### Problem requirements
Count every line that holds the string "detached", then give that number alone.

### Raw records
# # #

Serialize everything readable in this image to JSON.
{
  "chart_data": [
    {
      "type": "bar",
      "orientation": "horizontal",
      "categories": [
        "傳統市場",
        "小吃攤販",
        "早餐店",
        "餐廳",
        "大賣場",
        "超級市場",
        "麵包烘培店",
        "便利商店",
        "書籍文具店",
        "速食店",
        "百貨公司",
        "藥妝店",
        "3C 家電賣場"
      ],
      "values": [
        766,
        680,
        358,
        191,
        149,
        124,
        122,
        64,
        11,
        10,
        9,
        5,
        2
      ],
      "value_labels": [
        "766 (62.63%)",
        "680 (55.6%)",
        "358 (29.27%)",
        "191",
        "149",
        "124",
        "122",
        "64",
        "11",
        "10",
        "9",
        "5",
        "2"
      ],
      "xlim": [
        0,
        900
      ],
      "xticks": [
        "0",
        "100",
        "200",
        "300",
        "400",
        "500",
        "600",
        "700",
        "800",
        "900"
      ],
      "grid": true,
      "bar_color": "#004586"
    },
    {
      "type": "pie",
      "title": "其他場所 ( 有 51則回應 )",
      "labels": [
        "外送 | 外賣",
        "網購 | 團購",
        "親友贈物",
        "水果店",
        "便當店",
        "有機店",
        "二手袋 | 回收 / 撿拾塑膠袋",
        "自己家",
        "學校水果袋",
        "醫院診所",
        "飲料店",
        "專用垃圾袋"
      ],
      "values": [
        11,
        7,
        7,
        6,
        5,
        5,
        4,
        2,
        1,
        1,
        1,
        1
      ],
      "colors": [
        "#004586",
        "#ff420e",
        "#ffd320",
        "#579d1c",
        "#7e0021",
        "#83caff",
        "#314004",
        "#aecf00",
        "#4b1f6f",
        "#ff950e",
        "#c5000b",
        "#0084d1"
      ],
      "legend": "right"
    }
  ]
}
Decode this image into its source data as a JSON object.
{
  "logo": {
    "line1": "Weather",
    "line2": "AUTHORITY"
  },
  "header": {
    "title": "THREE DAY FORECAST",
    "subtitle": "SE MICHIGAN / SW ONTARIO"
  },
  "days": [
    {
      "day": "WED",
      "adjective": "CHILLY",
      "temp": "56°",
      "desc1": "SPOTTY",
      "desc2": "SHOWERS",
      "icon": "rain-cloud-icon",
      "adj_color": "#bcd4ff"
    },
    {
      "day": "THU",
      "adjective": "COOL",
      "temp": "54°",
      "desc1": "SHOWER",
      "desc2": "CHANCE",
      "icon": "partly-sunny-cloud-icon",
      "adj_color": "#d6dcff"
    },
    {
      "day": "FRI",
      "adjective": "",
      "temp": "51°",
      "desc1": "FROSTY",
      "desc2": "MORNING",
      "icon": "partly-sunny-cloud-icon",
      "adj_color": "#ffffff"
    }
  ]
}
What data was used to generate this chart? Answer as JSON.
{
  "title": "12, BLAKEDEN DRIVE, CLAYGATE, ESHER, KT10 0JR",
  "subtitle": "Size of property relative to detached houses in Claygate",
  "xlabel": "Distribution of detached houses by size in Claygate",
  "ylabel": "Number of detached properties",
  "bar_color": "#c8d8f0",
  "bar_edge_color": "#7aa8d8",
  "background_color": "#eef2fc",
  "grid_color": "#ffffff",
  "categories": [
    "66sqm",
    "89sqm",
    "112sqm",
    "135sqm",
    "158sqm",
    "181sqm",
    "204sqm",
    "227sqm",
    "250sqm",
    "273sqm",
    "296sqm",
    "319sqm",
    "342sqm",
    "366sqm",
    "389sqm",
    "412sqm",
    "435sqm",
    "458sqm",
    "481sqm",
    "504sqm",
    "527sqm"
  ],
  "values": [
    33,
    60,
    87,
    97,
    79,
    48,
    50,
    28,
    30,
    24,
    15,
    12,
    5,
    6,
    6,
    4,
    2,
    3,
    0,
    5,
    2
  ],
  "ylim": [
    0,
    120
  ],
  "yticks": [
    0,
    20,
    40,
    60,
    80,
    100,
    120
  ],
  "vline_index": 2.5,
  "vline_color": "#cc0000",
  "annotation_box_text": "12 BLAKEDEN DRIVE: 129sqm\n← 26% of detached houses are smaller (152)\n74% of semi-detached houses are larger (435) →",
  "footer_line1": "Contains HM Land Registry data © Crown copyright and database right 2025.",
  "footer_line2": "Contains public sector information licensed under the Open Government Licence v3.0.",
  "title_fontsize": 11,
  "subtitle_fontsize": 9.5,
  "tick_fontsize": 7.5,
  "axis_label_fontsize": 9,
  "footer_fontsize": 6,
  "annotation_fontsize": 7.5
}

# # #

### Result of this exercise
4